● Goal: Skip the pictures and repeat each line of the data exactly.

● Dataset entries:
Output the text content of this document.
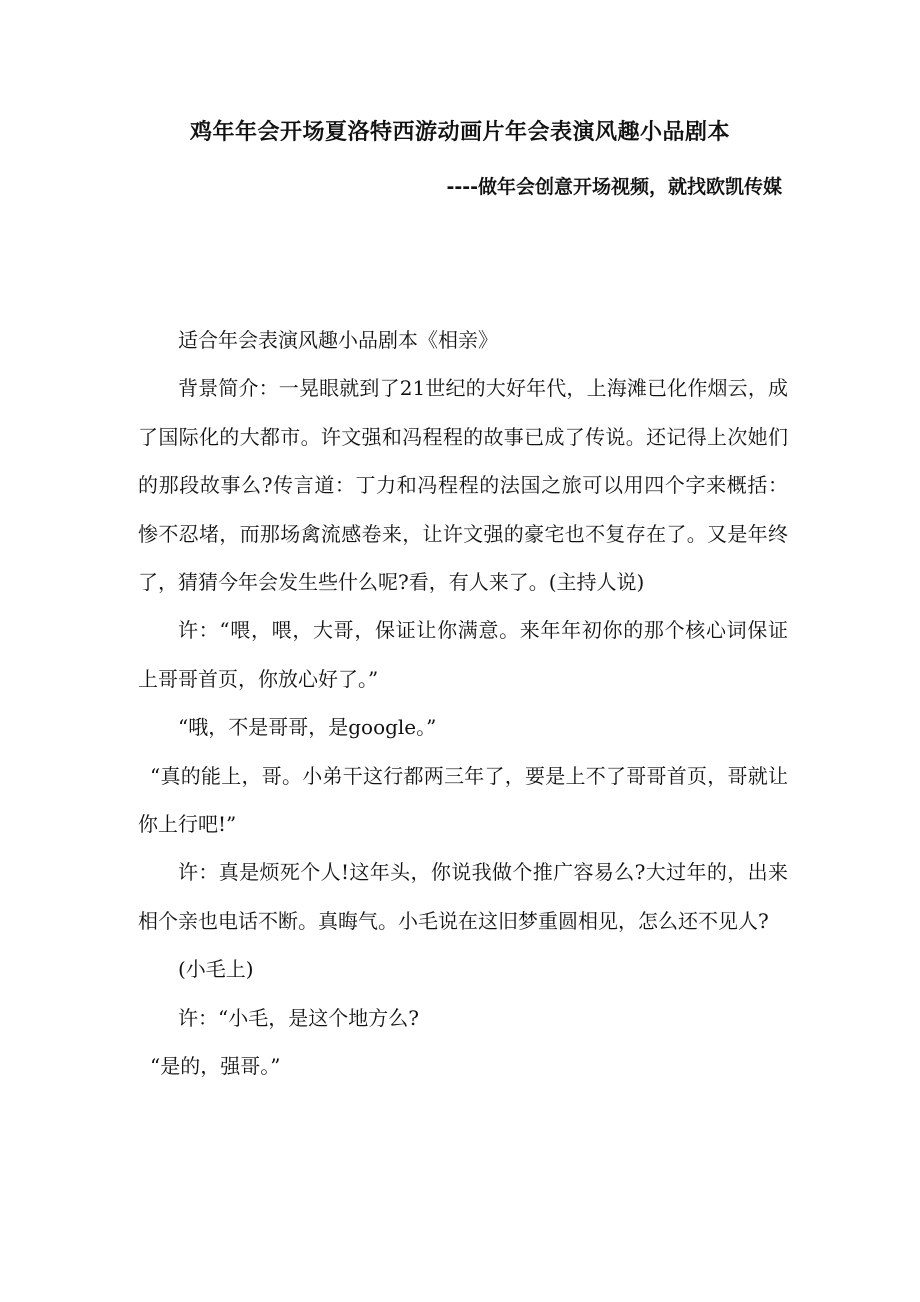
鸡年年会开场夏洛特西游动画片年会表演风趣小品剧本
----做年会创意开场视频，就找欧凯传媒

适合年会表演风趣小品剧本《相亲》

背景简介：一晃眼就到了21世纪的大好年代，上海滩已化作烟云，成了国际化的大都市。许文强和冯程程的故事已成了传说。还记得上次她们的那段故事么?传言道：丁力和冯程程的法国之旅可以用四个字来概括：惨不忍堵，而那场禽流感卷来，让许文强的豪宅也不复存在了。又是年终了，猜猜今年会发生些什么呢?看，有人来了。(主持人说)

许：“喂，喂，大哥，保证让你满意。来年年初你的那个核心词保证上哥哥首页，你放心好了。”

“哦，不是哥哥，是google。”

“真的能上，哥。小弟干这行都两三年了，要是上不了哥哥首页，哥就让你上行吧!”

许：真是烦死个人!这年头，你说我做个推广容易么?大过年的，出来相个亲也电话不断。真晦气。小毛说在这旧梦重圆相见，怎么还不见人?

(小毛上)

许：“小毛，是这个地方么?

“是的，强哥。”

● Completed task:
Output the text content of this document.
鸡年年会开场夏洛特西游动画片年会表演风趣小品剧本
----做年会创意开场视频，就找欧凯传媒

适合年会表演风趣小品剧本《相亲》

背景简介：一晃眼就到了21世纪的大好年代，上海滩已化作烟云，成了国际化的大都市。许文强和冯程程的故事已成了传说。还记得上次她们的那段故事么?传言道：丁力和冯程程的法国之旅可以用四个字来概括：惨不忍堵，而那场禽流感卷来，让许文强的豪宅也不复存在了。又是年终了，猜猜今年会发生些什么呢?看，有人来了。(主持人说)

许：“喂，喂，大哥，保证让你满意。来年年初你的那个核心词保证上哥哥首页，你放心好了。”

“哦，不是哥哥，是google。”

“真的能上，哥。小弟干这行都两三年了，要是上不了哥哥首页，哥就让你上行吧!”

许：真是烦死个人!这年头，你说我做个推广容易么?大过年的，出来相个亲也电话不断。真晦气。小毛说在这旧梦重圆相见，怎么还不见人?

(小毛上)

许：“小毛，是这个地方么?

“是的，强哥。”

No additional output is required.